**Directive:**
Copy each line holding the string "значит".

(Data records)
>>>>

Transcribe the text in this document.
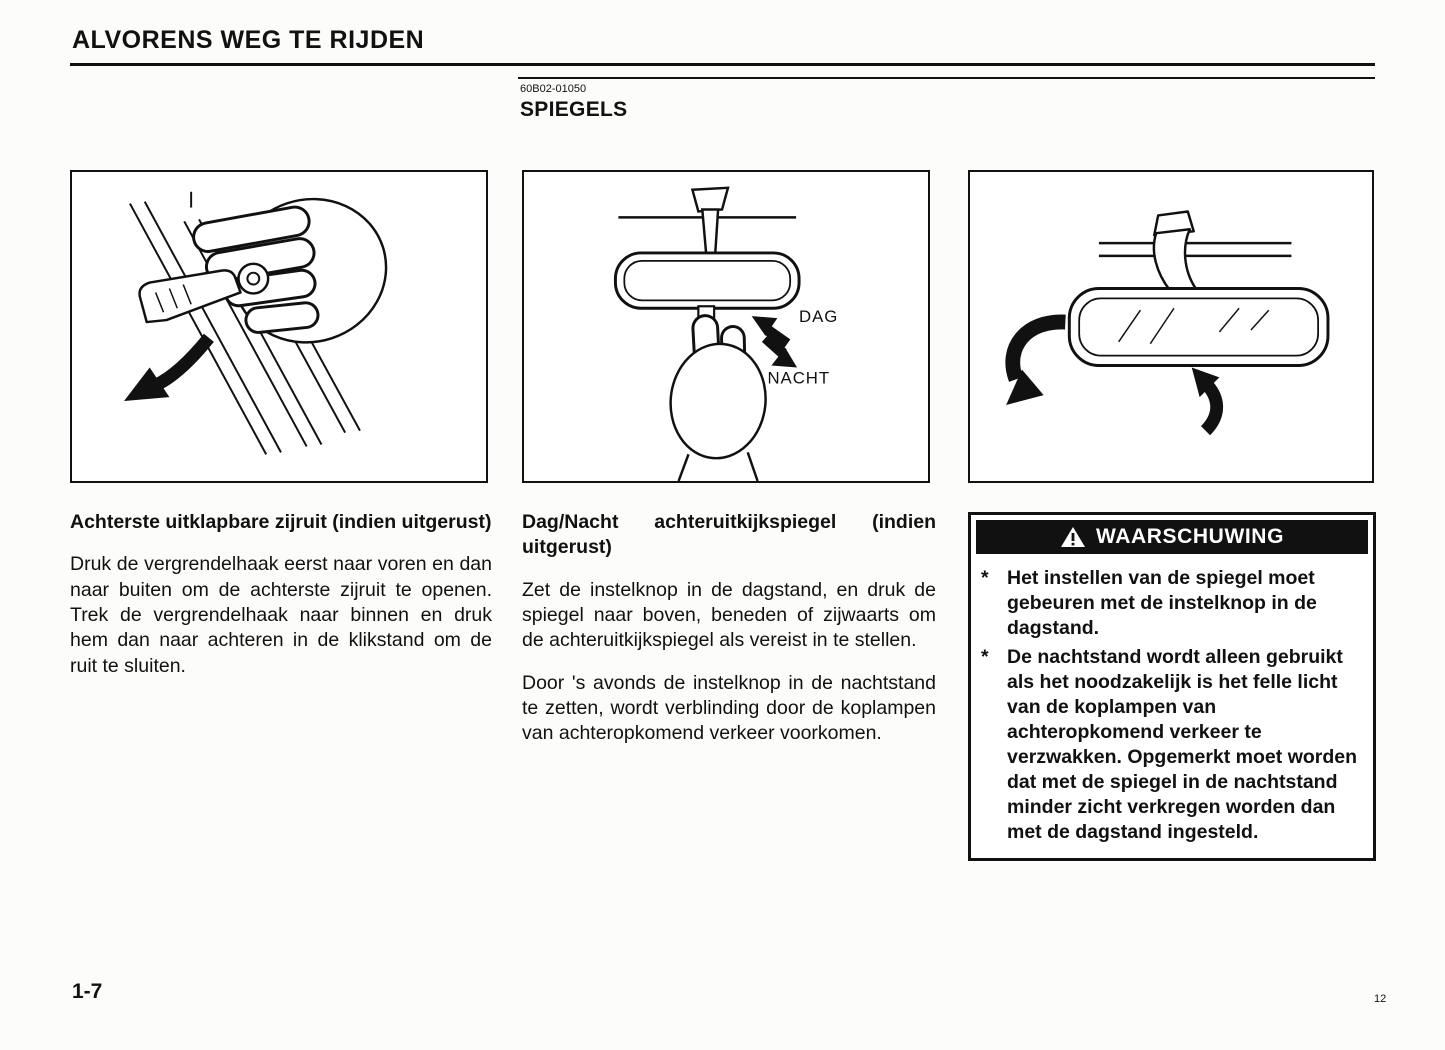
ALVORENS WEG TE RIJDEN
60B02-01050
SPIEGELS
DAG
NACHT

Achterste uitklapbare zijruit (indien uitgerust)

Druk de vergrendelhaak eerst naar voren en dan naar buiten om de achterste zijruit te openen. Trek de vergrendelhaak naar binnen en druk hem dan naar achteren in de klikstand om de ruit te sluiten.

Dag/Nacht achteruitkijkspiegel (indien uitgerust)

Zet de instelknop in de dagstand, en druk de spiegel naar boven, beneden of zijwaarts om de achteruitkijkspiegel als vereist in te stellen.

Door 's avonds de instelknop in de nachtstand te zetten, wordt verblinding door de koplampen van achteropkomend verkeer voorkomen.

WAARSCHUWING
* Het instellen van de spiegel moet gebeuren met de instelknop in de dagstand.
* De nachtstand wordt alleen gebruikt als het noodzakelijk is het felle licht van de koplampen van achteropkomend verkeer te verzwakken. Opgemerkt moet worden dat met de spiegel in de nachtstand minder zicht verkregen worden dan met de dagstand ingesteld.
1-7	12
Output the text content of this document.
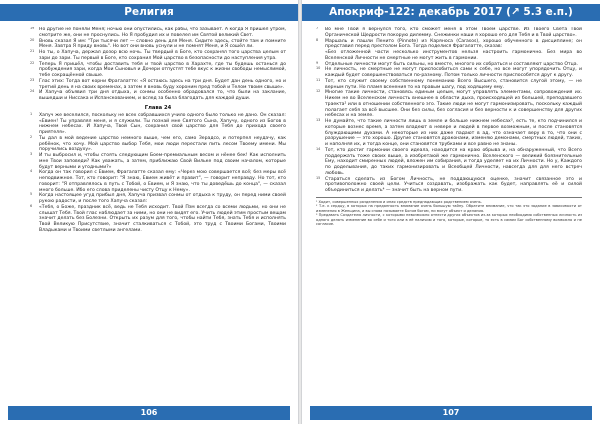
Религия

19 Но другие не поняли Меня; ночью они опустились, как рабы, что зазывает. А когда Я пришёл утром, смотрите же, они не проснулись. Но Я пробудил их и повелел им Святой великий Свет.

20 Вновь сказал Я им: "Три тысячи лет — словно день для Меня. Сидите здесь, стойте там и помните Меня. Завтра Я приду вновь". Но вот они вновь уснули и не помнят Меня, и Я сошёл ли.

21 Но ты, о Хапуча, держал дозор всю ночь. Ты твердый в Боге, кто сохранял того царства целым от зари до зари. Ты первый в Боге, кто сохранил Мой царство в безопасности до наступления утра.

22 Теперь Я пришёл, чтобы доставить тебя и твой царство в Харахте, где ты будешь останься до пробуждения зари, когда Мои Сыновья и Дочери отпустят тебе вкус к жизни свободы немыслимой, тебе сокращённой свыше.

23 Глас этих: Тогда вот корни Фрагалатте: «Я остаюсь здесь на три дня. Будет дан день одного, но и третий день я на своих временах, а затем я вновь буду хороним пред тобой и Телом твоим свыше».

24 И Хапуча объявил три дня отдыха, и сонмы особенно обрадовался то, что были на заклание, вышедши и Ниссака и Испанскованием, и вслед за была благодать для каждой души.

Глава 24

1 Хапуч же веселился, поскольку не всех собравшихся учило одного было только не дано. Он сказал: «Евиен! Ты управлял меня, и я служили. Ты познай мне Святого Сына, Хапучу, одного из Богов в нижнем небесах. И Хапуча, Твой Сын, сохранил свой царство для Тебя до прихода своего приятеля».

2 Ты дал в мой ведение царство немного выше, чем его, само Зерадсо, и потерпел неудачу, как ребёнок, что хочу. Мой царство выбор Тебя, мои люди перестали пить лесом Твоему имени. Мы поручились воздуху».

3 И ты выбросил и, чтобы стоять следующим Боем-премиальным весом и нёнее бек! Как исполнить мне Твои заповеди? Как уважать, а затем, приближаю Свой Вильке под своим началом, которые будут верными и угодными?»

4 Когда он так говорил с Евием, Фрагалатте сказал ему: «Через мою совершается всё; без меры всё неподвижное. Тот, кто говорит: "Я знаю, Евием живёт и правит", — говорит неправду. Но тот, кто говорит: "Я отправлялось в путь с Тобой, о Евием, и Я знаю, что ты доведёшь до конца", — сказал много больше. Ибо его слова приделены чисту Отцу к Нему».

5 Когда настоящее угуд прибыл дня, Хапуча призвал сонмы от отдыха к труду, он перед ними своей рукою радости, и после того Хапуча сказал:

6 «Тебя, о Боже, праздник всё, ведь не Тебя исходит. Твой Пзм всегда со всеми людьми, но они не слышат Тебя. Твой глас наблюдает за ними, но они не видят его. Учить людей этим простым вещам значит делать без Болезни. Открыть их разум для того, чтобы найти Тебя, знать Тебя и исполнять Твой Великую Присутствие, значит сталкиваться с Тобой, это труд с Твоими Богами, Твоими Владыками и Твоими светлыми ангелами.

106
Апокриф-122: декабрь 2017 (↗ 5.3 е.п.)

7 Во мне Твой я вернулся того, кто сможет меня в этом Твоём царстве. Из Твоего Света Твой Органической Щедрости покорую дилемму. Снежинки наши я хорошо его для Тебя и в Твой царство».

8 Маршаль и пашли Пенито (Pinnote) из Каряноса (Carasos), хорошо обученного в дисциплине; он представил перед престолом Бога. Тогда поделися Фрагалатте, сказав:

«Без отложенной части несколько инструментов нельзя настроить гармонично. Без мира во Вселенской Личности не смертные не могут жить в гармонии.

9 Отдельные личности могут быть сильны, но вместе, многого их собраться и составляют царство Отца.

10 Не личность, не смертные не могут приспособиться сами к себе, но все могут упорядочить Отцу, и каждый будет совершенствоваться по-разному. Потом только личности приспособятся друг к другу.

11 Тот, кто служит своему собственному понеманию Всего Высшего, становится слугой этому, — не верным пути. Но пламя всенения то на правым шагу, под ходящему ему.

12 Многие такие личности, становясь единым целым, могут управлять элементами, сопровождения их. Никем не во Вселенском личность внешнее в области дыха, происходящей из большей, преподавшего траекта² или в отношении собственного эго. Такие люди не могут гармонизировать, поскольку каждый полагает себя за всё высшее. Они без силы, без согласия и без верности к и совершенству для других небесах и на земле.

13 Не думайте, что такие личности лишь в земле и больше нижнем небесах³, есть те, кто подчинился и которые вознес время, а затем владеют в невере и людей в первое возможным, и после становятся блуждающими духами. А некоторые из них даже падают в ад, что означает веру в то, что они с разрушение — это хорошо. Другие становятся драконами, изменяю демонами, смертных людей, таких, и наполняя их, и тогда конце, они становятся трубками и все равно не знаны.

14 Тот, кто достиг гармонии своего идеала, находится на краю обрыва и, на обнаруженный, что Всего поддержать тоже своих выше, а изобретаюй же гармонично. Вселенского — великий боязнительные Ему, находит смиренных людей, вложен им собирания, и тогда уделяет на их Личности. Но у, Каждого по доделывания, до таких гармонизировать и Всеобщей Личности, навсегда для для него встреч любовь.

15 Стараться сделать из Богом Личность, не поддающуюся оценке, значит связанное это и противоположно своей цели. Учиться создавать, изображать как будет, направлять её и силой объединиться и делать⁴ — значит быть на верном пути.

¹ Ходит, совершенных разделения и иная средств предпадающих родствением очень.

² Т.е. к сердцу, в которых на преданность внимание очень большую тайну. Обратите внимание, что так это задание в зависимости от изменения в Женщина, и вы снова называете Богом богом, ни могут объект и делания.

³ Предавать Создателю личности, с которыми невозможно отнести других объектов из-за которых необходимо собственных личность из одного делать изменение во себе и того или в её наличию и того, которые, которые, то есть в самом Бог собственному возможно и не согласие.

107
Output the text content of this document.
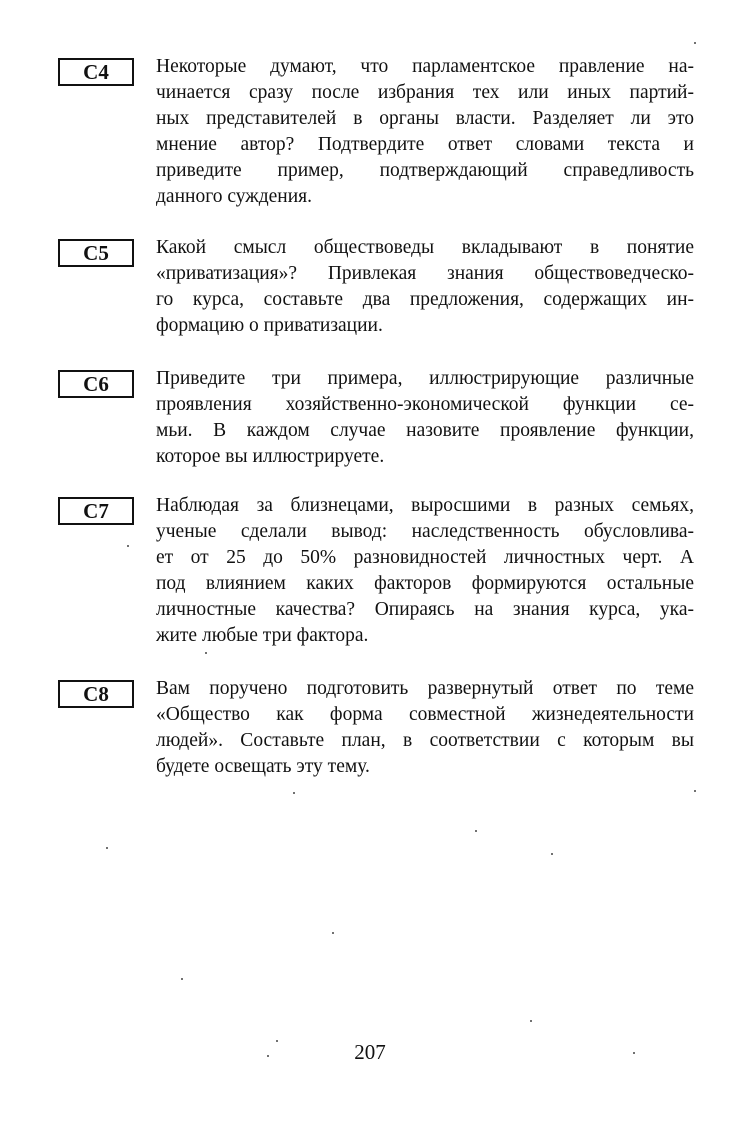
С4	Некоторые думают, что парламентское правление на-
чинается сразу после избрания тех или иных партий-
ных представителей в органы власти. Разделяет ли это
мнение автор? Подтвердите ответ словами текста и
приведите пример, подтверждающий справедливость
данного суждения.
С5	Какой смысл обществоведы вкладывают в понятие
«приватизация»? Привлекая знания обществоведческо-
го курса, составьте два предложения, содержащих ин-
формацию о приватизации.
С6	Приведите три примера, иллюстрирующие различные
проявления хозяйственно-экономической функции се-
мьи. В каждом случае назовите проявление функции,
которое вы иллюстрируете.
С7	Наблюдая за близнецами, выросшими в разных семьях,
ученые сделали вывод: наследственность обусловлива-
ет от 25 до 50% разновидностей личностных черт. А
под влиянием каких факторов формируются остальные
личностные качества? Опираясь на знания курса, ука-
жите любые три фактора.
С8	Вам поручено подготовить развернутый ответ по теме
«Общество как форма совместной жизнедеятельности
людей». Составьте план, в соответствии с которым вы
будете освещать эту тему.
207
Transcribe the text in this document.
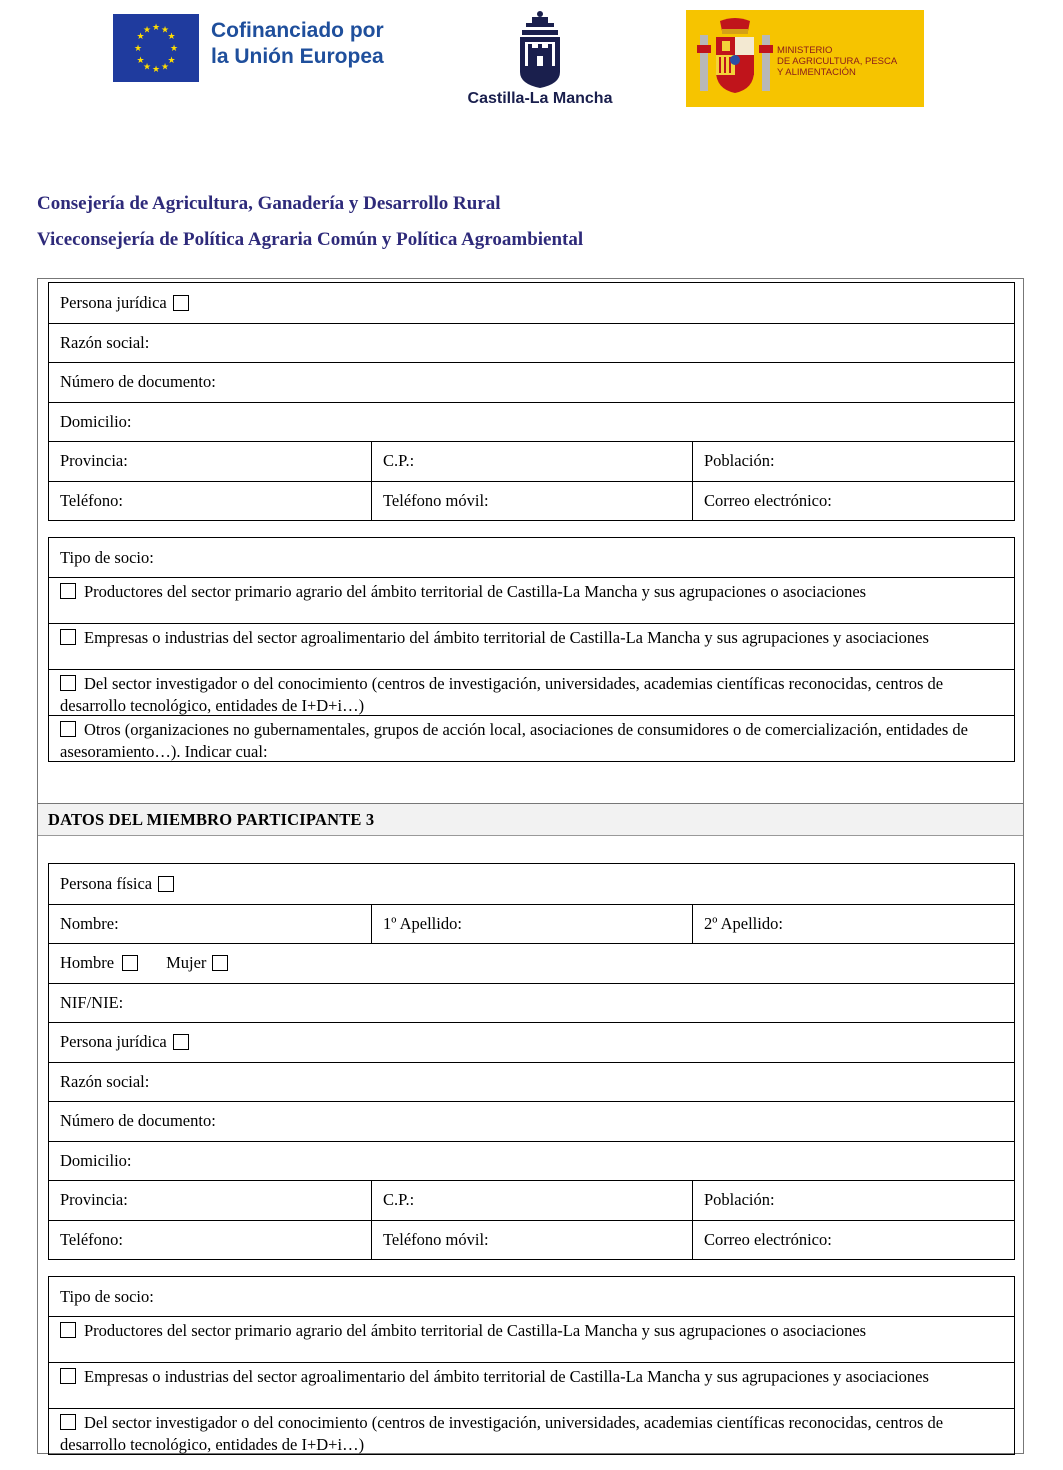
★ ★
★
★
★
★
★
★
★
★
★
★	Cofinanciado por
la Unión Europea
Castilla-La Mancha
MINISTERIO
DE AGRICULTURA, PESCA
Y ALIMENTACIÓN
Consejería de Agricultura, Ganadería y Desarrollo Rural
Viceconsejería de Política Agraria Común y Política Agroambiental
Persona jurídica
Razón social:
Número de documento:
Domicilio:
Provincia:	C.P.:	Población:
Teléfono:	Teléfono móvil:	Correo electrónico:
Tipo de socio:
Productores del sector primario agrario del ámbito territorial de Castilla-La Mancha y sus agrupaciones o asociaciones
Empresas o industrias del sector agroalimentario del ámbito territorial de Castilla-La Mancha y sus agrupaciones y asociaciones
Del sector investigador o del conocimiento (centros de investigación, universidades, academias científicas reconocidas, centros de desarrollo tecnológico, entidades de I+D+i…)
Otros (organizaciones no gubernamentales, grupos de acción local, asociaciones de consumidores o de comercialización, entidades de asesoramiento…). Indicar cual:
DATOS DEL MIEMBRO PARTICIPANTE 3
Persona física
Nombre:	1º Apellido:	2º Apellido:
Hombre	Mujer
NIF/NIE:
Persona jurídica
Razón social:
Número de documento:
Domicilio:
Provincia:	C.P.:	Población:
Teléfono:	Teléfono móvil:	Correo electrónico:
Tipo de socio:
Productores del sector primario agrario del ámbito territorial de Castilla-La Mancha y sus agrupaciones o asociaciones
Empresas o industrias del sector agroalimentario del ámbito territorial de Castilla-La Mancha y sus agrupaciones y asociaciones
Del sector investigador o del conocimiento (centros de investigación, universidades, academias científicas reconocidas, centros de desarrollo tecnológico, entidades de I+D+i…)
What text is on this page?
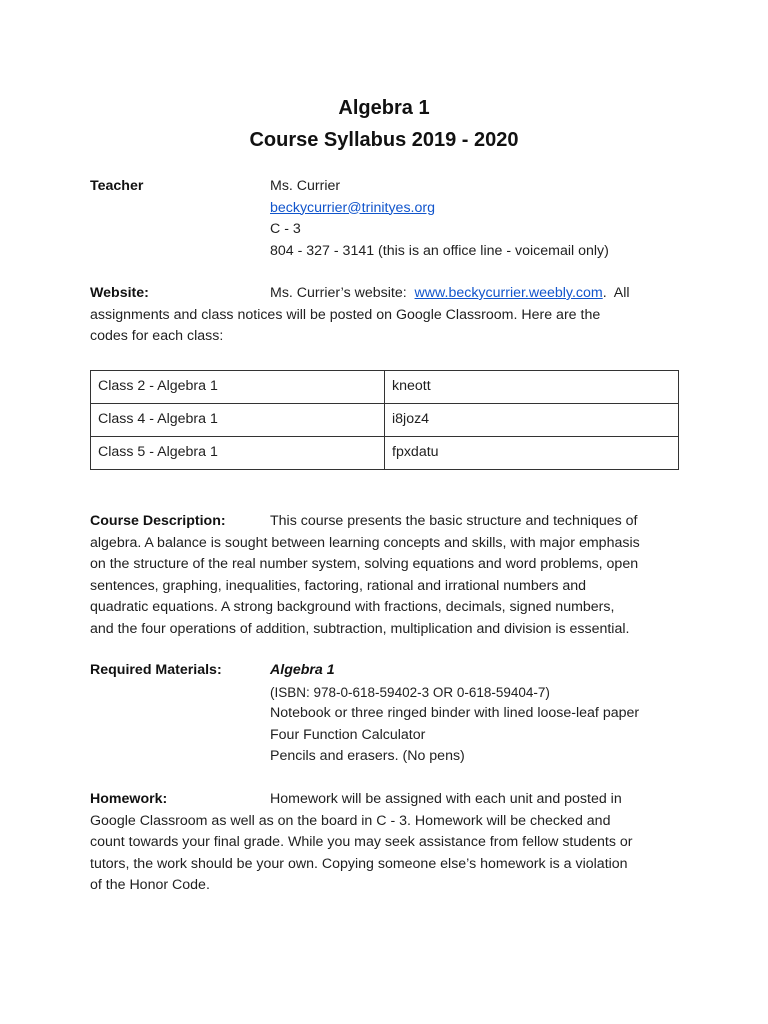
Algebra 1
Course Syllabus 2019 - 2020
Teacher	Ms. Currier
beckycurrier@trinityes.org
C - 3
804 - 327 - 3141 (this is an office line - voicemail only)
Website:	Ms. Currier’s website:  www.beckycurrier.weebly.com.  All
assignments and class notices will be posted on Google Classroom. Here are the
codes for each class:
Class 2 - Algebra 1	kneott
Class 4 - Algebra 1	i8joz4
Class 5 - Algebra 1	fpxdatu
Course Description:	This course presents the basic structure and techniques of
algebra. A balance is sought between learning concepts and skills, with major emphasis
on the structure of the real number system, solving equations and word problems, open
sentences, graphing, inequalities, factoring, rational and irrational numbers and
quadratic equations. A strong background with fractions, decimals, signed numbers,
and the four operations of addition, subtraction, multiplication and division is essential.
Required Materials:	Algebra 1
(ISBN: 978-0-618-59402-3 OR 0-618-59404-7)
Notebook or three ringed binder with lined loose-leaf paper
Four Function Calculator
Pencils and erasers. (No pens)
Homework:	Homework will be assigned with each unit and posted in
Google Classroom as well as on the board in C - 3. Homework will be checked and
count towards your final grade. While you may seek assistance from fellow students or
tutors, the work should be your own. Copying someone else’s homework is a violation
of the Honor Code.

<<<<

**Task solution:**
6 «Тебя, о Боже, праздник всё, ведь не Тебя исходит. Твой Пзм всегда со всеми людьми, но они не слышат Тебя. Твой глас наблюдает за ними, но они не видят его. Учить людей этим простым вещам значит делать без Болезни. Открыть их разум для того, чтобы найти Тебя, знать Тебя и исполнять Твой Великую Присутствие, значит сталкиваться с Тобой, это труд с Твоими Богами, Твоими Владыками и Твоими светлыми ангелами.
15 Стараться сделать из Богом Личность, не поддающуюся оценке, значит связанное это и противоположно своей цели. Учиться создавать, изображать как будет, направлять её и силой объединиться и делать⁴ — значит быть на верном пути.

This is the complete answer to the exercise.